::: Information shown
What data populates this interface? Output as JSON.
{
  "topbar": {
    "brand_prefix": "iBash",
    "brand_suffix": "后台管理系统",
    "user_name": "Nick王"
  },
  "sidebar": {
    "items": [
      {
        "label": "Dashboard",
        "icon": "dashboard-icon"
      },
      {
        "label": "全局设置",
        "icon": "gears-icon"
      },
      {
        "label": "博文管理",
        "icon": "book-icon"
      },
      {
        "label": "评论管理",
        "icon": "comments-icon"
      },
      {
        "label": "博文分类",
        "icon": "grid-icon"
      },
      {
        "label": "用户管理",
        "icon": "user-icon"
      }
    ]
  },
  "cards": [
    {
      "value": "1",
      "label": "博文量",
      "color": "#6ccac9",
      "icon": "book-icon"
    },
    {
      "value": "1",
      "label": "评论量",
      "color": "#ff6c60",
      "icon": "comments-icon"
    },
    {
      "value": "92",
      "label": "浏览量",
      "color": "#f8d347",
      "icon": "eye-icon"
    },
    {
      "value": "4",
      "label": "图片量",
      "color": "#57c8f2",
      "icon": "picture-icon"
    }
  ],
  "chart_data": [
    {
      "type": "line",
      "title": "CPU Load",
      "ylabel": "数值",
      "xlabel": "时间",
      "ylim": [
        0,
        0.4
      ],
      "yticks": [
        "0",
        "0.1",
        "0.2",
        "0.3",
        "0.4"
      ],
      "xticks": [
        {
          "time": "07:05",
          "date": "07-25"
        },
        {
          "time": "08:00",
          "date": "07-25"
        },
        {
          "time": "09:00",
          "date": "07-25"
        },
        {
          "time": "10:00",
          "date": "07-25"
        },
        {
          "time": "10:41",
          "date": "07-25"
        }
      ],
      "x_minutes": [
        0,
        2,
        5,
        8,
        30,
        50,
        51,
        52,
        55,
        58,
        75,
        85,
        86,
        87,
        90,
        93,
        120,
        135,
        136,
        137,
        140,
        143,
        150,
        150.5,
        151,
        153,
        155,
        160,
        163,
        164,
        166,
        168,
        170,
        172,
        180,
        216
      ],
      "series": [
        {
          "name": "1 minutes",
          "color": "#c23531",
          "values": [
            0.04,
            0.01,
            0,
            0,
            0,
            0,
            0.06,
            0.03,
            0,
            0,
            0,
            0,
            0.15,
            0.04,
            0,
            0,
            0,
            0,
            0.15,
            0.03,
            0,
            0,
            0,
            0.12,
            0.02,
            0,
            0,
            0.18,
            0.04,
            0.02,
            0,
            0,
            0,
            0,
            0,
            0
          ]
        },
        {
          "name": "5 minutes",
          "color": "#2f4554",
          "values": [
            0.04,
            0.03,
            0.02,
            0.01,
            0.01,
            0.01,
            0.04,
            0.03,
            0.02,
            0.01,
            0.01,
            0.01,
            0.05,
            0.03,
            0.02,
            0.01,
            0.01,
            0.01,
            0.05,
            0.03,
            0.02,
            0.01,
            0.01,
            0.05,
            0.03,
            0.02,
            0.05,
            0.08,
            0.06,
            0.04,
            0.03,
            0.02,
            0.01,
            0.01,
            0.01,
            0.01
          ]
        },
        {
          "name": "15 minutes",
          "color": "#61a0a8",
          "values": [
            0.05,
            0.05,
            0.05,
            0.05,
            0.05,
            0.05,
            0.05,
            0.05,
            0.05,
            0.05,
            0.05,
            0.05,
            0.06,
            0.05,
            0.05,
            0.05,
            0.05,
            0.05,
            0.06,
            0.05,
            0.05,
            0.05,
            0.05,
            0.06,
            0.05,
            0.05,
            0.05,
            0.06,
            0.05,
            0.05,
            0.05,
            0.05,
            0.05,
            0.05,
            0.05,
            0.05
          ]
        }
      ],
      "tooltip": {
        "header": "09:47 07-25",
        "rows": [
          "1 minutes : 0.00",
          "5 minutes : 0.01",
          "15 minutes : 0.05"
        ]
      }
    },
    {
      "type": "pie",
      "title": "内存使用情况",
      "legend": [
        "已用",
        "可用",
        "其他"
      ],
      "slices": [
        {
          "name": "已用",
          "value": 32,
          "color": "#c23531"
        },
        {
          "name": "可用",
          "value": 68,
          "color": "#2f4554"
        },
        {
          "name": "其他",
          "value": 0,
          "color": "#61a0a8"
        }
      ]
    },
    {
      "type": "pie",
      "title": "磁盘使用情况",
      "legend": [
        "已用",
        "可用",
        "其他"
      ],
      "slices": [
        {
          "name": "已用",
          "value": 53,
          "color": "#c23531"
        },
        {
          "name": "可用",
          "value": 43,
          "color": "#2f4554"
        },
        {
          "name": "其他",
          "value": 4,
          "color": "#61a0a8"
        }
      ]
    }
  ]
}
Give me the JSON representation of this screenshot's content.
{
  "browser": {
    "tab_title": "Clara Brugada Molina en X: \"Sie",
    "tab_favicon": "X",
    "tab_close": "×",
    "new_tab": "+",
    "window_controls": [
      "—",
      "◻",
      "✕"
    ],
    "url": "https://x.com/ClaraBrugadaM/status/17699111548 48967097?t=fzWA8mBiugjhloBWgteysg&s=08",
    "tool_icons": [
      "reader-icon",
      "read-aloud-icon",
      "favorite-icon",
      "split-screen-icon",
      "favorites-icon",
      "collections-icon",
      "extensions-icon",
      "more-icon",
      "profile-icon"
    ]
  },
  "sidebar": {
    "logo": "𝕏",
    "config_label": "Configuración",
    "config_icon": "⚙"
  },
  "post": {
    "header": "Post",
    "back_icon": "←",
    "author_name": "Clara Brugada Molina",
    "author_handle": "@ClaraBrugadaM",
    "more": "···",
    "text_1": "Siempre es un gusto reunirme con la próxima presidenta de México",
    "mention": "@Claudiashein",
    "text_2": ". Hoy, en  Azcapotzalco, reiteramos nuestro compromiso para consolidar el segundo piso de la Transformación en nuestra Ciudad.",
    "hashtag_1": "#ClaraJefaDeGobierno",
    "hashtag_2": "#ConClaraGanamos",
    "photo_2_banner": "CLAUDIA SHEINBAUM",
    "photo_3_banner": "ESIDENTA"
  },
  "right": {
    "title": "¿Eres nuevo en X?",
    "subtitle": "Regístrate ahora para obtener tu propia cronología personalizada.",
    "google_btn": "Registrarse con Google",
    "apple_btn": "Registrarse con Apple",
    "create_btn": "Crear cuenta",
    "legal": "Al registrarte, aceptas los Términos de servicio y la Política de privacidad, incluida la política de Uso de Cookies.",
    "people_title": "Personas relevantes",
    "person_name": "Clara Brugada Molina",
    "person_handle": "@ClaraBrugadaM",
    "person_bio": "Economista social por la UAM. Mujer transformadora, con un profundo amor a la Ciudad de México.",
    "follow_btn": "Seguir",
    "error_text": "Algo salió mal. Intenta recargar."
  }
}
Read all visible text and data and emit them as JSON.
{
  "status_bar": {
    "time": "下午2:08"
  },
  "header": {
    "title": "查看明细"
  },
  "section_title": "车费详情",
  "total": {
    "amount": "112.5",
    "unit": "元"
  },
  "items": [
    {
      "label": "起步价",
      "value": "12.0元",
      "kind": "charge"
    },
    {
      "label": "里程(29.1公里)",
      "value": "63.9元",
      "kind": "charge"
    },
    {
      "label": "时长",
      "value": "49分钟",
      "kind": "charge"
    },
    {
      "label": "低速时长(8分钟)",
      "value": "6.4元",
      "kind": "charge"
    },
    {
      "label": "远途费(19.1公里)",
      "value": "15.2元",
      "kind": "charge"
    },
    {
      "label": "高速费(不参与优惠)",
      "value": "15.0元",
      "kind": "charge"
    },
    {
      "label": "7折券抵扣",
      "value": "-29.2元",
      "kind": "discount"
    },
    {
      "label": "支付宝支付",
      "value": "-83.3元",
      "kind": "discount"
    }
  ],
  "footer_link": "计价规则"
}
::::::
Restate the whole listing exactly.

What data populates this interface? Output as JSON.
{
  "topbar": {
    "brand_prefix": "iBash",
    "brand_suffix": "后台管理系统",
    "user_name": "Nick王"
  },
  "sidebar": {
    "items": [
      {
        "label": "Dashboard",
        "icon": "dashboard-icon"
      },
      {
        "label": "全局设置",
        "icon": "gears-icon"
      },
      {
        "label": "博文管理",
        "icon": "book-icon"
      },
      {
        "label": "评论管理",
        "icon": "comments-icon"
      },
      {
        "label": "博文分类",
        "icon": "grid-icon"
      },
      {
        "label": "用户管理",
        "icon": "user-icon"
      }
    ]
  },
  "cards": [
    {
      "value": "1",
      "label": "博文量",
      "color": "#6ccac9",
      "icon": "book-icon"
    },
    {
      "value": "1",
      "label": "评论量",
      "color": "#ff6c60",
      "icon": "comments-icon"
    },
    {
      "value": "92",
      "label": "浏览量",
      "color": "#f8d347",
      "icon": "eye-icon"
    },
    {
      "value": "4",
      "label": "图片量",
      "color": "#57c8f2",
      "icon": "picture-icon"
    }
  ],
  "chart_data": [
    {
      "type": "line",
      "title": "CPU Load",
      "ylabel": "数值",
      "xlabel": "时间",
      "ylim": [
        0,
        0.4
      ],
      "yticks": [
        "0",
        "0.1",
        "0.2",
        "0.3",
        "0.4"
      ],
      "xticks": [
        {
          "time": "07:05",
          "date": "07-25"
        },
        {
          "time": "08:00",
          "date": "07-25"
        },
        {
          "time": "09:00",
          "date": "07-25"
        },
        {
          "time": "10:00",
          "date": "07-25"
        },
        {
          "time": "10:41",
          "date": "07-25"
        }
      ],
      "x_minutes": [
        0,
        2,
        5,
        8,
        30,
        50,
        51,
        52,
        55,
        58,
        75,
        85,
        86,
        87,
        90,
        93,
        120,
        135,
        136,
        137,
        140,
        143,
        150,
        150.5,
        151,
        153,
        155,
        160,
        163,
        164,
        166,
        168,
        170,
        172,
        180,
        216
      ],
      "series": [
        {
          "name": "1 minutes",
          "color": "#c23531",
          "values": [
            0.04,
            0.01,
            0,
            0,
            0,
            0,
            0.06,
            0.03,
            0,
            0,
            0,
            0,
            0.15,
            0.04,
            0,
            0,
            0,
            0,
            0.15,
            0.03,
            0,
            0,
            0,
            0.12,
            0.02,
            0,
            0,
            0.18,
            0.04,
            0.02,
            0,
            0,
            0,
            0,
            0,
            0
          ]
        },
        {
          "name": "5 minutes",
          "color": "#2f4554",
          "values": [
            0.04,
            0.03,
            0.02,
            0.01,
            0.01,
            0.01,
            0.04,
            0.03,
            0.02,
            0.01,
            0.01,
            0.01,
            0.05,
            0.03,
            0.02,
            0.01,
            0.01,
            0.01,
            0.05,
            0.03,
            0.02,
            0.01,
            0.01,
            0.05,
            0.03,
            0.02,
            0.05,
            0.08,
            0.06,
            0.04,
            0.03,
            0.02,
            0.01,
            0.01,
            0.01,
            0.01
          ]
        },
        {
          "name": "15 minutes",
          "color": "#61a0a8",
          "values": [
            0.05,
            0.05,
            0.05,
            0.05,
            0.05,
            0.05,
            0.05,
            0.05,
            0.05,
            0.05,
            0.05,
            0.05,
            0.06,
            0.05,
            0.05,
            0.05,
            0.05,
            0.05,
            0.06,
            0.05,
            0.05,
            0.05,
            0.05,
            0.06,
            0.05,
            0.05,
            0.05,
            0.06,
            0.05,
            0.05,
            0.05,
            0.05,
            0.05,
            0.05,
            0.05,
            0.05
          ]
        }
      ],
      "tooltip": {
        "header": "09:47 07-25",
        "rows": [
          "1 minutes : 0.00",
          "5 minutes : 0.01",
          "15 minutes : 0.05"
        ]
      }
    },
    {
      "type": "pie",
      "title": "内存使用情况",
      "legend": [
        "已用",
        "可用",
        "其他"
      ],
      "slices": [
        {
          "name": "已用",
          "value": 32,
          "color": "#c23531"
        },
        {
          "name": "可用",
          "value": 68,
          "color": "#2f4554"
        },
        {
          "name": "其他",
          "value": 0,
          "color": "#61a0a8"
        }
      ]
    },
    {
      "type": "pie",
      "title": "磁盘使用情况",
      "legend": [
        "已用",
        "可用",
        "其他"
      ],
      "slices": [
        {
          "name": "已用",
          "value": 53,
          "color": "#c23531"
        },
        {
          "name": "可用",
          "value": 43,
          "color": "#2f4554"
        },
        {
          "name": "其他",
          "value": 4,
          "color": "#61a0a8"
        }
      ]
    }
  ]
}
Give me the JSON representation of this screenshot's content.
{
  "browser": {
    "tab_title": "Clara Brugada Molina en X: \"Sie",
    "tab_favicon": "X",
    "tab_close": "×",
    "new_tab": "+",
    "window_controls": [
      "—",
      "◻",
      "✕"
    ],
    "url": "https://x.com/ClaraBrugadaM/status/17699111548 48967097?t=fzWA8mBiugjhloBWgteysg&s=08",
    "tool_icons": [
      "reader-icon",
      "read-aloud-icon",
      "favorite-icon",
      "split-screen-icon",
      "favorites-icon",
      "collections-icon",
      "extensions-icon",
      "more-icon",
      "profile-icon"
    ]
  },
  "sidebar": {
    "logo": "𝕏",
    "config_label": "Configuración",
    "config_icon": "⚙"
  },
  "post": {
    "header": "Post",
    "back_icon": "←",
    "author_name": "Clara Brugada Molina",
    "author_handle": "@ClaraBrugadaM",
    "more": "···",
    "text_1": "Siempre es un gusto reunirme con la próxima presidenta de México",
    "mention": "@Claudiashein",
    "text_2": ". Hoy, en  Azcapotzalco, reiteramos nuestro compromiso para consolidar el segundo piso de la Transformación en nuestra Ciudad.",
    "hashtag_1": "#ClaraJefaDeGobierno",
    "hashtag_2": "#ConClaraGanamos",
    "photo_2_banner": "CLAUDIA SHEINBAUM",
    "photo_3_banner": "ESIDENTA"
  },
  "right": {
    "title": "¿Eres nuevo en X?",
    "subtitle": "Regístrate ahora para obtener tu propia cronología personalizada.",
    "google_btn": "Registrarse con Google",
    "apple_btn": "Registrarse con Apple",
    "create_btn": "Crear cuenta",
    "legal": "Al registrarte, aceptas los Términos de servicio y la Política de privacidad, incluida la política de Uso de Cookies.",
    "people_title": "Personas relevantes",
    "person_name": "Clara Brugada Molina",
    "person_handle": "@ClaraBrugadaM",
    "person_bio": "Economista social por la UAM. Mujer transformadora, con un profundo amor a la Ciudad de México.",
    "follow_btn": "Seguir",
    "error_text": "Algo salió mal. Intenta recargar."
  }
}
Read all visible text and data and emit them as JSON.
{
  "status_bar": {
    "time": "下午2:08"
  },
  "header": {
    "title": "查看明细"
  },
  "section_title": "车费详情",
  "total": {
    "amount": "112.5",
    "unit": "元"
  },
  "items": [
    {
      "label": "起步价",
      "value": "12.0元",
      "kind": "charge"
    },
    {
      "label": "里程(29.1公里)",
      "value": "63.9元",
      "kind": "charge"
    },
    {
      "label": "时长",
      "value": "49分钟",
      "kind": "charge"
    },
    {
      "label": "低速时长(8分钟)",
      "value": "6.4元",
      "kind": "charge"
    },
    {
      "label": "远途费(19.1公里)",
      "value": "15.2元",
      "kind": "charge"
    },
    {
      "label": "高速费(不参与优惠)",
      "value": "15.0元",
      "kind": "charge"
    },
    {
      "label": "7折券抵扣",
      "value": "-29.2元",
      "kind": "discount"
    },
    {
      "label": "支付宝支付",
      "value": "-83.3元",
      "kind": "discount"
    }
  ],
  "footer_link": "计价规则"
}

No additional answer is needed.